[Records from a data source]
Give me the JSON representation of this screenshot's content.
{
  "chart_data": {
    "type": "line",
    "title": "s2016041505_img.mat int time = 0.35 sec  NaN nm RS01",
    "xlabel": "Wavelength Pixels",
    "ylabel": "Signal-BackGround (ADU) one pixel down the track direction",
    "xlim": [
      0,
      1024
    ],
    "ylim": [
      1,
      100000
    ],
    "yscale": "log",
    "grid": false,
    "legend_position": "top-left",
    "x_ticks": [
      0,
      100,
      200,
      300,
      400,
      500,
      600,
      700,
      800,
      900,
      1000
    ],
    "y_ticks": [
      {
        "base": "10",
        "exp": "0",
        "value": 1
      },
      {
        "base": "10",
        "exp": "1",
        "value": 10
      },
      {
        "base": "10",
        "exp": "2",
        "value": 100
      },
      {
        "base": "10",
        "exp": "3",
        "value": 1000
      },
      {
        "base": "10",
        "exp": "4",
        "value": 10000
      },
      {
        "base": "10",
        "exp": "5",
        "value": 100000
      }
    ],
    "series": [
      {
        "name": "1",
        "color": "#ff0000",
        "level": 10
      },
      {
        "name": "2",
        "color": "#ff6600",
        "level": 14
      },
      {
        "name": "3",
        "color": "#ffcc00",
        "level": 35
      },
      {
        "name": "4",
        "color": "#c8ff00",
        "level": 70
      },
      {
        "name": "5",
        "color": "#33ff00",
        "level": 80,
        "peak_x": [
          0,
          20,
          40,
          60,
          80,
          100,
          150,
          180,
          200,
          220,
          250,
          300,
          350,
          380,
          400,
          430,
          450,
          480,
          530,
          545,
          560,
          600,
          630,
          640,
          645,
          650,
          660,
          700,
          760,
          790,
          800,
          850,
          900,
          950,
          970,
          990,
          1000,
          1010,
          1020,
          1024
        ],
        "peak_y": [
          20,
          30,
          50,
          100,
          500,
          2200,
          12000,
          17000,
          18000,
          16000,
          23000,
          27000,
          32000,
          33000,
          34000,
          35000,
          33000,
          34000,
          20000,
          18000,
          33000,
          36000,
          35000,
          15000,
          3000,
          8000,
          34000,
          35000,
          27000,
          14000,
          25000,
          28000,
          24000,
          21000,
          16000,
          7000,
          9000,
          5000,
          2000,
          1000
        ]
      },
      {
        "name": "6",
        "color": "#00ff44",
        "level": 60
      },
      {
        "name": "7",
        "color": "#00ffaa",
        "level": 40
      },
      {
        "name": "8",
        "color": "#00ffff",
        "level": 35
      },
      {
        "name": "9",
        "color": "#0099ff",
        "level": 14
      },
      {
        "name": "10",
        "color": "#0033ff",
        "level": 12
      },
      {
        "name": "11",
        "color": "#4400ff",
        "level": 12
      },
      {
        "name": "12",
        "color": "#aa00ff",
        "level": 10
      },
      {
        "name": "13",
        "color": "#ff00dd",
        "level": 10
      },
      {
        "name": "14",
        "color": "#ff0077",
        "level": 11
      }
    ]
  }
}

=== WRITTEN PROBLEM ===
Reproduce every record above exactly as it appears.

=== RESULT FOR THIS EXERCISE ===
Give me the JSON representation of this screenshot's content.
{
  "chart_data": {
    "type": "line",
    "title": "s2016041505_img.mat int time = 0.35 sec  NaN nm RS01",
    "xlabel": "Wavelength Pixels",
    "ylabel": "Signal-BackGround (ADU) one pixel down the track direction",
    "xlim": [
      0,
      1024
    ],
    "ylim": [
      1,
      100000
    ],
    "yscale": "log",
    "grid": false,
    "legend_position": "top-left",
    "x_ticks": [
      0,
      100,
      200,
      300,
      400,
      500,
      600,
      700,
      800,
      900,
      1000
    ],
    "y_ticks": [
      {
        "base": "10",
        "exp": "0",
        "value": 1
      },
      {
        "base": "10",
        "exp": "1",
        "value": 10
      },
      {
        "base": "10",
        "exp": "2",
        "value": 100
      },
      {
        "base": "10",
        "exp": "3",
        "value": 1000
      },
      {
        "base": "10",
        "exp": "4",
        "value": 10000
      },
      {
        "base": "10",
        "exp": "5",
        "value": 100000
      }
    ],
    "series": [
      {
        "name": "1",
        "color": "#ff0000",
        "level": 10
      },
      {
        "name": "2",
        "color": "#ff6600",
        "level": 14
      },
      {
        "name": "3",
        "color": "#ffcc00",
        "level": 35
      },
      {
        "name": "4",
        "color": "#c8ff00",
        "level": 70
      },
      {
        "name": "5",
        "color": "#33ff00",
        "level": 80,
        "peak_x": [
          0,
          20,
          40,
          60,
          80,
          100,
          150,
          180,
          200,
          220,
          250,
          300,
          350,
          380,
          400,
          430,
          450,
          480,
          530,
          545,
          560,
          600,
          630,
          640,
          645,
          650,
          660,
          700,
          760,
          790,
          800,
          850,
          900,
          950,
          970,
          990,
          1000,
          1010,
          1020,
          1024
        ],
        "peak_y": [
          20,
          30,
          50,
          100,
          500,
          2200,
          12000,
          17000,
          18000,
          16000,
          23000,
          27000,
          32000,
          33000,
          34000,
          35000,
          33000,
          34000,
          20000,
          18000,
          33000,
          36000,
          35000,
          15000,
          3000,
          8000,
          34000,
          35000,
          27000,
          14000,
          25000,
          28000,
          24000,
          21000,
          16000,
          7000,
          9000,
          5000,
          2000,
          1000
        ]
      },
      {
        "name": "6",
        "color": "#00ff44",
        "level": 60
      },
      {
        "name": "7",
        "color": "#00ffaa",
        "level": 40
      },
      {
        "name": "8",
        "color": "#00ffff",
        "level": 35
      },
      {
        "name": "9",
        "color": "#0099ff",
        "level": 14
      },
      {
        "name": "10",
        "color": "#0033ff",
        "level": 12
      },
      {
        "name": "11",
        "color": "#4400ff",
        "level": 12
      },
      {
        "name": "12",
        "color": "#aa00ff",
        "level": 10
      },
      {
        "name": "13",
        "color": "#ff00dd",
        "level": 10
      },
      {
        "name": "14",
        "color": "#ff0077",
        "level": 11
      }
    ]
  }
}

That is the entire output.